• [INSTRUCTIONS TO FOLLOW] Work out the number of lines containing "name". Give that number alone.

(Extracted data entries)
^^^^^^^^

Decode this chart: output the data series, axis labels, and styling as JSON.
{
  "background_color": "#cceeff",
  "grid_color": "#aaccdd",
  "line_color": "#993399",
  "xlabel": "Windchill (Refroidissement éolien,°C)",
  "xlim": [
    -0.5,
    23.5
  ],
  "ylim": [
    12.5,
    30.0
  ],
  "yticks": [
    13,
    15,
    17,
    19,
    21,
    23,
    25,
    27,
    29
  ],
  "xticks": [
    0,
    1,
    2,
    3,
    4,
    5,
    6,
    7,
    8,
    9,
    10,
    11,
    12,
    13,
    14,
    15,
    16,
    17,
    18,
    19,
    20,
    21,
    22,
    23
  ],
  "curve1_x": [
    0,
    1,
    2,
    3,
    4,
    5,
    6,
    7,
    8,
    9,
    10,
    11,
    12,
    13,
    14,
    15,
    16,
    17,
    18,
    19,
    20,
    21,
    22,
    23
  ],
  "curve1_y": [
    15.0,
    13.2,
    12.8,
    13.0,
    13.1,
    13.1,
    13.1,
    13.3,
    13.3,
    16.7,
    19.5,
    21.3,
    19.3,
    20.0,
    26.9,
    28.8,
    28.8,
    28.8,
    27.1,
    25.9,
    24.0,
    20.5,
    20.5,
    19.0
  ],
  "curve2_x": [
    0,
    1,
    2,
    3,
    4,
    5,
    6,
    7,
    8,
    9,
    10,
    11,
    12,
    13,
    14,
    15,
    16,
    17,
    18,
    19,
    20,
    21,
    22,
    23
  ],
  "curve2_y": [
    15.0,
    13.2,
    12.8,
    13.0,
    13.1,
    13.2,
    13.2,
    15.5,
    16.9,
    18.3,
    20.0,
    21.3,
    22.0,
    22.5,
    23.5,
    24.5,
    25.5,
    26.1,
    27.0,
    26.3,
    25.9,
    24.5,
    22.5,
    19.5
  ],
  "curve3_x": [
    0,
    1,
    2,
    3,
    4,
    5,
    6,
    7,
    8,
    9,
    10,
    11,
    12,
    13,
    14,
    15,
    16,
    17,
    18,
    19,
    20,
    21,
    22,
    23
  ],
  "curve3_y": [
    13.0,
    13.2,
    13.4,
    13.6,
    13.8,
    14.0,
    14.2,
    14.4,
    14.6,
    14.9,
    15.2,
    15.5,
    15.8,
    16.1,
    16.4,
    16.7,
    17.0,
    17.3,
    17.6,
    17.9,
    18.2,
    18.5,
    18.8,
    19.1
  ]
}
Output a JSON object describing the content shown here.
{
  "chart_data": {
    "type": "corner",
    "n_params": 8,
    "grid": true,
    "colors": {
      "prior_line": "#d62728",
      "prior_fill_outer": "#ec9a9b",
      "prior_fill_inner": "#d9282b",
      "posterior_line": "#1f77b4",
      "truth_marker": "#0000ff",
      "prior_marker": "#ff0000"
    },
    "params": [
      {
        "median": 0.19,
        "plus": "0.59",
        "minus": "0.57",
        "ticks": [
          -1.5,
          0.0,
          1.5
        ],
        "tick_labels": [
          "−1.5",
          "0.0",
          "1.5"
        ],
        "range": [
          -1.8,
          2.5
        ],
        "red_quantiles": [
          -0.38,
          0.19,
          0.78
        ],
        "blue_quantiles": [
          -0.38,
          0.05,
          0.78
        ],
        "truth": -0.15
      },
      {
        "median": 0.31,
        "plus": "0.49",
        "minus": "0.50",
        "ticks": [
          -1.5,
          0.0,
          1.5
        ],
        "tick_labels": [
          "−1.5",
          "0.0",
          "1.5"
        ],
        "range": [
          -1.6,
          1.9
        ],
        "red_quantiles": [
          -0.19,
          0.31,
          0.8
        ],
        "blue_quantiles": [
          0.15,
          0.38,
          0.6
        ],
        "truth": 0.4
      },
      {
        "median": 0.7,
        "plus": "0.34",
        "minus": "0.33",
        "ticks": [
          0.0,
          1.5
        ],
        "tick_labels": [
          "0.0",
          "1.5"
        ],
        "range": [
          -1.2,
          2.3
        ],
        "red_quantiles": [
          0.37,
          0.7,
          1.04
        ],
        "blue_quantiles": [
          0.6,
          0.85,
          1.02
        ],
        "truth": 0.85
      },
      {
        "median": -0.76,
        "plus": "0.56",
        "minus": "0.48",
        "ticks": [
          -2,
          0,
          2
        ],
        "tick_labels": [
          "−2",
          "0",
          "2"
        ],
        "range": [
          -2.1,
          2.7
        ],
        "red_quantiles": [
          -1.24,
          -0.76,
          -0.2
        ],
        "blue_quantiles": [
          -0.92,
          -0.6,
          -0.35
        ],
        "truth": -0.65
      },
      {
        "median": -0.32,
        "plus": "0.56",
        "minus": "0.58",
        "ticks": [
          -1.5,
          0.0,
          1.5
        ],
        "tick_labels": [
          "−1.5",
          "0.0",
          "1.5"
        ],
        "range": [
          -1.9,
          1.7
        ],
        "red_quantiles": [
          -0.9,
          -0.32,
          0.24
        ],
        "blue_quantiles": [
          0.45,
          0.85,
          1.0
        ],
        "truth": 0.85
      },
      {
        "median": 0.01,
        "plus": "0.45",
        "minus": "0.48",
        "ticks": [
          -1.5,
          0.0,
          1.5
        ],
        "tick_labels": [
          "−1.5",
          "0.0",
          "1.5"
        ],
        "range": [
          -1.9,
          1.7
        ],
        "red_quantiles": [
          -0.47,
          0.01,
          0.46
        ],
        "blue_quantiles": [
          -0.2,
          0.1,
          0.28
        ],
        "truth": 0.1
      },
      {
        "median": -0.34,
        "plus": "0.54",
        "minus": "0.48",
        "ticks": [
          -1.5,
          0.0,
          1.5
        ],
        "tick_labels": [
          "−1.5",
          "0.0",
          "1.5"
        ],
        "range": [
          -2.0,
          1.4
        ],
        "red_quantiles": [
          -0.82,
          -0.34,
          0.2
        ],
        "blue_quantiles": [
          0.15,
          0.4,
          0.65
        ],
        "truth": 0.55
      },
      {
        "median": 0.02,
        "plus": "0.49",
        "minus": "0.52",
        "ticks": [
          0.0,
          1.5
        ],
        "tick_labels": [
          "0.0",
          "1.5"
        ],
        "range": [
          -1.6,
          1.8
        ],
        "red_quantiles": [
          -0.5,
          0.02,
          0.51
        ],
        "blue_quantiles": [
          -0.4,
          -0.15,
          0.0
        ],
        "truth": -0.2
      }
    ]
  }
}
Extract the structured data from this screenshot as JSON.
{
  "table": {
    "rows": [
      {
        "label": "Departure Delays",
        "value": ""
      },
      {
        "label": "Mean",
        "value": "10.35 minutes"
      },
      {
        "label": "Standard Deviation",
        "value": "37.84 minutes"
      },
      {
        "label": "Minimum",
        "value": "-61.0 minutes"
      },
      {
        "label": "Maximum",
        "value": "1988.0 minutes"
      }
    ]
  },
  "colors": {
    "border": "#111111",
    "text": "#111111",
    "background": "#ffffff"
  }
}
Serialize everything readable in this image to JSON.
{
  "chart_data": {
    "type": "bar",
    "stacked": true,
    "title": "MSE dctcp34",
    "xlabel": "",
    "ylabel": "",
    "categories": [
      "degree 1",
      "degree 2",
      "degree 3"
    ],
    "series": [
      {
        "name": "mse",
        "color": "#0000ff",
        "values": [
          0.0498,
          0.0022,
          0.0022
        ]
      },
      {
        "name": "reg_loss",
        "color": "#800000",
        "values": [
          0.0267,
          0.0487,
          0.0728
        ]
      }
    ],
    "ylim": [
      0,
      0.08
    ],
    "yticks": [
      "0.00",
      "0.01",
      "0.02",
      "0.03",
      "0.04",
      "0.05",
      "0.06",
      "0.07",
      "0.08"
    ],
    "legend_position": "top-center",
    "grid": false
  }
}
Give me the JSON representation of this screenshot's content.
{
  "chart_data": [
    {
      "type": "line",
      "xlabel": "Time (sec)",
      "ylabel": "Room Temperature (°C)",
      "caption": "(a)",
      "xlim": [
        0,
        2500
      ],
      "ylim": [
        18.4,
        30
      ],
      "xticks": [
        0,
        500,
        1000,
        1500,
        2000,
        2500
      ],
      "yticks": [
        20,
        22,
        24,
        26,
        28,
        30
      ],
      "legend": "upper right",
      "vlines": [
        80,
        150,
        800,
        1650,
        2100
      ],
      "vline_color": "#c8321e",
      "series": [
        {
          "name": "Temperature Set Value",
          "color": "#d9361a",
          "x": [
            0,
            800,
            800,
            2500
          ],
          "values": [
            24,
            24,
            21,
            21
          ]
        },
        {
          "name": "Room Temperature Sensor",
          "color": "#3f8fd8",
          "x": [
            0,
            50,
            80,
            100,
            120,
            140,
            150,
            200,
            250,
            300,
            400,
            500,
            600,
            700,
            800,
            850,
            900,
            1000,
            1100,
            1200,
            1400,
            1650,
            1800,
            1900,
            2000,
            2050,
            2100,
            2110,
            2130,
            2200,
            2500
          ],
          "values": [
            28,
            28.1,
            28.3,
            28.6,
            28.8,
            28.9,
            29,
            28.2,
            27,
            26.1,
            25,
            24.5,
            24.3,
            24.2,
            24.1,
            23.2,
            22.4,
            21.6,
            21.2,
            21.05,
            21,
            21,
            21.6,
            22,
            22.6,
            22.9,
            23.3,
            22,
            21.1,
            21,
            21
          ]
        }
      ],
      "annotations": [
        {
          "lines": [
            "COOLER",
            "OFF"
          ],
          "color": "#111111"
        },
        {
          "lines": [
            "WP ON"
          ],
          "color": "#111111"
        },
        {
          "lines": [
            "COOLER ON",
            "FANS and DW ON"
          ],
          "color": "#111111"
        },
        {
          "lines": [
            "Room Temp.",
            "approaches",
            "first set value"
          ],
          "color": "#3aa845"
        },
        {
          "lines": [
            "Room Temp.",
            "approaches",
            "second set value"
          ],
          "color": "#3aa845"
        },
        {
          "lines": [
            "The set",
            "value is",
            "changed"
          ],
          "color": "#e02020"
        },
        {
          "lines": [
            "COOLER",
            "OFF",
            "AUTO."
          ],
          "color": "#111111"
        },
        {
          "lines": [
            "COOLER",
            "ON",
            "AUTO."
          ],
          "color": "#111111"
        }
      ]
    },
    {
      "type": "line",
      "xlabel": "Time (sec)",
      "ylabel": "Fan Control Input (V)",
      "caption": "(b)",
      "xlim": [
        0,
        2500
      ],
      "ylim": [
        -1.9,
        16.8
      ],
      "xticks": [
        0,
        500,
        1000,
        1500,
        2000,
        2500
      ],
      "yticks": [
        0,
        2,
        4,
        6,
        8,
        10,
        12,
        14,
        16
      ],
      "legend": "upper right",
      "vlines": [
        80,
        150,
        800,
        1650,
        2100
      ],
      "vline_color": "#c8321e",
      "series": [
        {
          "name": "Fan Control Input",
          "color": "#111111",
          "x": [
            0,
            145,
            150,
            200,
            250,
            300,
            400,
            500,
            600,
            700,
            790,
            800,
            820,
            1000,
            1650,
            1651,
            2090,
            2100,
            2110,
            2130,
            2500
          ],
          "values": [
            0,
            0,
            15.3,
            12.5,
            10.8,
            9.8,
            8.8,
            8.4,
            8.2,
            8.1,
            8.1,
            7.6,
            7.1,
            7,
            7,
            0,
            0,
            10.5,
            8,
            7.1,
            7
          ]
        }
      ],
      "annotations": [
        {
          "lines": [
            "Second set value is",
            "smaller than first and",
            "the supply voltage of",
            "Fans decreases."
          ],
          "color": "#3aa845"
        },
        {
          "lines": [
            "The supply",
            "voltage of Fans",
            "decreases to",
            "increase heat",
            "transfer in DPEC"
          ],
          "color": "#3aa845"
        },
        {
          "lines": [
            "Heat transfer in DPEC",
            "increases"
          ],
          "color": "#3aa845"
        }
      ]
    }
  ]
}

^^^^^^^^

• [FULL ANSWER] 5